GOAL
Extract exactly the range of lines bounded by the line containing "Read all visible content and emit it as JSON." and the final line of the listing, both ends included, and no other lines.

Figure data in JSON:
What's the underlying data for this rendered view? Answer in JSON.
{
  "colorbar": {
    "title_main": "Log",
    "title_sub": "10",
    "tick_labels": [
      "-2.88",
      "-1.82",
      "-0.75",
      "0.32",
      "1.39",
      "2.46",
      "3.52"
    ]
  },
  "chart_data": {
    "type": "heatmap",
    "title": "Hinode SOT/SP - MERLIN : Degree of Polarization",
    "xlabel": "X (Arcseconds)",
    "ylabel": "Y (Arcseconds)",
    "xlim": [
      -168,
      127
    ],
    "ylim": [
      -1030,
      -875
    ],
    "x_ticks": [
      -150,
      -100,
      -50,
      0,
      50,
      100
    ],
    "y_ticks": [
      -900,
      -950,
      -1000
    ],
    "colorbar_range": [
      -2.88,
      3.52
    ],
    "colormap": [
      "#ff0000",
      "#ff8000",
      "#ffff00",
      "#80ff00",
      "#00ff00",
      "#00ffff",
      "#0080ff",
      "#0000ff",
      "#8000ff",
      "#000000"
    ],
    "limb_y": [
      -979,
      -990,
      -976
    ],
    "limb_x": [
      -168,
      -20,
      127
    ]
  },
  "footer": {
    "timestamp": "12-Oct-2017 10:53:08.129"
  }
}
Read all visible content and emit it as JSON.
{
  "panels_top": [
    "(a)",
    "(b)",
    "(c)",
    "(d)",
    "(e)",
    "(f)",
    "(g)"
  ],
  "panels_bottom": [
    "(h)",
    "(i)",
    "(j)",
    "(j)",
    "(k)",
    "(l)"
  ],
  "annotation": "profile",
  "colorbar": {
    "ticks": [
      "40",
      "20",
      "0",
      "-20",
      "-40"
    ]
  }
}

RIGHT ANSWER
Read all visible content and emit it as JSON.
{
  "panels_top": [
    "(a)",
    "(b)",
    "(c)",
    "(d)",
    "(e)",
    "(f)",
    "(g)"
  ],
  "panels_bottom": [
    "(h)",
    "(i)",
    "(j)",
    "(j)",
    "(k)",
    "(l)"
  ],
  "annotation": "profile",
  "colorbar": {
    "ticks": [
      "40",
      "20",
      "0",
      "-20",
      "-40"
    ]
  }
}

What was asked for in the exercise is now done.